SUPPLIED PASSAGE —
Lambda Calculus

Probably has lots of features:

• Assignment (x = x + 1)
• Booleans, integers, characters, strings, …
• Conditionals
• Loops
• return, break, continue
• Functions
• Recursion
• References / pointers
• Objects and classes
• Inheritance

Which ones can we do without?

What is the smallest universal language?

What is computable?

Before 1930s

Informal notion of an effectively calculable function: can be computed by a human with pen and paper, following an algorithm

1936: Formalization

What is the smallest universal language?

The Next 700 Languages

Whatever the next 700 languages turn out to be, they will surely be variants of lambda calculus.

Peter Landin, 1966

The Lambda Calculus

Has one feature:

• Functions

No, really

• Assignment (x = x + 1)
• Booleans, integers, characters, strings, …
• Conditionals
• Loops
• return, break, continue
• Functions
• Recursion
• References / pointers
• Objects and classes
• Inheritance
• Reflection

More precisely, only thing you can do is:

• Define a function
• Call a function

Describing a Programming Language

• Syntax: what do programs look like?
• Semantics: what do programs mean?
• Operational semantics: how do programs execute step-by-step?

Syntax: What Programs Look Like

e ::= x
| \x -> e
| e1 e2

Programs are expressions e (also called λ-terms) of one of three kinds:

• Variable
• x, y, z
• Abstraction (aka nameless function definition)
• \x -> e
• x is the formal parameter, e is the body
• “for any x compute e
• Application (aka function call)
• e1 e2
• e1 is the function, e2 is the argument
• in your favorite language: e1(e2)

(Here each of e, e1, e2 can itself be a variable, abstraction, or application)

Examples

\x -> x             -- The identity function (id)
-- ("for any x compute x")

\x -> (\y -> y)     -- A function that returns (id)

\f -> (f (\x -> x)) -- A function that applies its argument to id

QUIZ

Which of the following terms are syntactically incorrect?

A. \(\x -> x) -> y

B. \x -> x x

C. \x -> x (y x)

D. A and C

E. all of the above

Examples

\x -> x             -- The identity function
-- ("for any x compute x")

\x -> (\y -> y)     -- A function that returns the identity function

\f -> f (\x -> x)   -- A function that applies its argument
-- to the identity function

How do I define a function with two arguments?

• e.g. a function that takes x and y and returns y?

\x -> (\y -> y)     -- A function that returns the identity function
-- OR: a function that takes two arguments
-- and returns the second one!

How do I apply a function to two arguments?

DIRECTIVE 1 —
Reproduce the lambda calculus slides word for word, from "What is computable?" to "of lambda calculus.".
The lambda calculus slides and the records have nothing to do with each other.

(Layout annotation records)
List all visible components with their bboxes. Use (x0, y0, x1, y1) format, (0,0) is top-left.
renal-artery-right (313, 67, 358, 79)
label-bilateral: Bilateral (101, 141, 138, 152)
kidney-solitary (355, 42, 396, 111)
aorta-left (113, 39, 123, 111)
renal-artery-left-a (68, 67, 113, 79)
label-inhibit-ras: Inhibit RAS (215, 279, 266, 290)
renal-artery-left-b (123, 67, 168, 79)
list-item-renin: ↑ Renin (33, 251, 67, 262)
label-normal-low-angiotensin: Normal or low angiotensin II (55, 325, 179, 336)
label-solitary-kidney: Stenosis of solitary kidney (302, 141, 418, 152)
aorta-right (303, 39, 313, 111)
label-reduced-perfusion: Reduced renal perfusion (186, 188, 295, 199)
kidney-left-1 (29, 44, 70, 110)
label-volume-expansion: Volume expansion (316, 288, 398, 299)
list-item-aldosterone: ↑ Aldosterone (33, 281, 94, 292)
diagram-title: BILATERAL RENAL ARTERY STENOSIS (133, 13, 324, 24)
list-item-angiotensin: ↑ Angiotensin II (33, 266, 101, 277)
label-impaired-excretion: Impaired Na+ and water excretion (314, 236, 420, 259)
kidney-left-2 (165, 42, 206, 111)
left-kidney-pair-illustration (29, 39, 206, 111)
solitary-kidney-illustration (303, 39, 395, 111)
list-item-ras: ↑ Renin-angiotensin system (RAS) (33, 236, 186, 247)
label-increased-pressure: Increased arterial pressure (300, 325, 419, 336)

DIRECTIVE 2 —
Return every line of the records that contains the string "Renin", treating uppercase and lowercase as different.

CORRECT RESULT 1 —
What is computable?

Before 1930s

Informal notion of an effectively calculable function: can be computed by a human with pen and paper, following an algorithm

1936: Formalization

What is the smallest universal language?

The Next 700 Languages

Whatever the next 700 languages turn out to be, they will surely be variants of lambda calculus.

CORRECT RESULT 2 —
list-item-renin: ↑ Renin (33, 251, 67, 262)
list-item-ras: ↑ Renin-angiotensin system (RAS) (33, 236, 186, 247)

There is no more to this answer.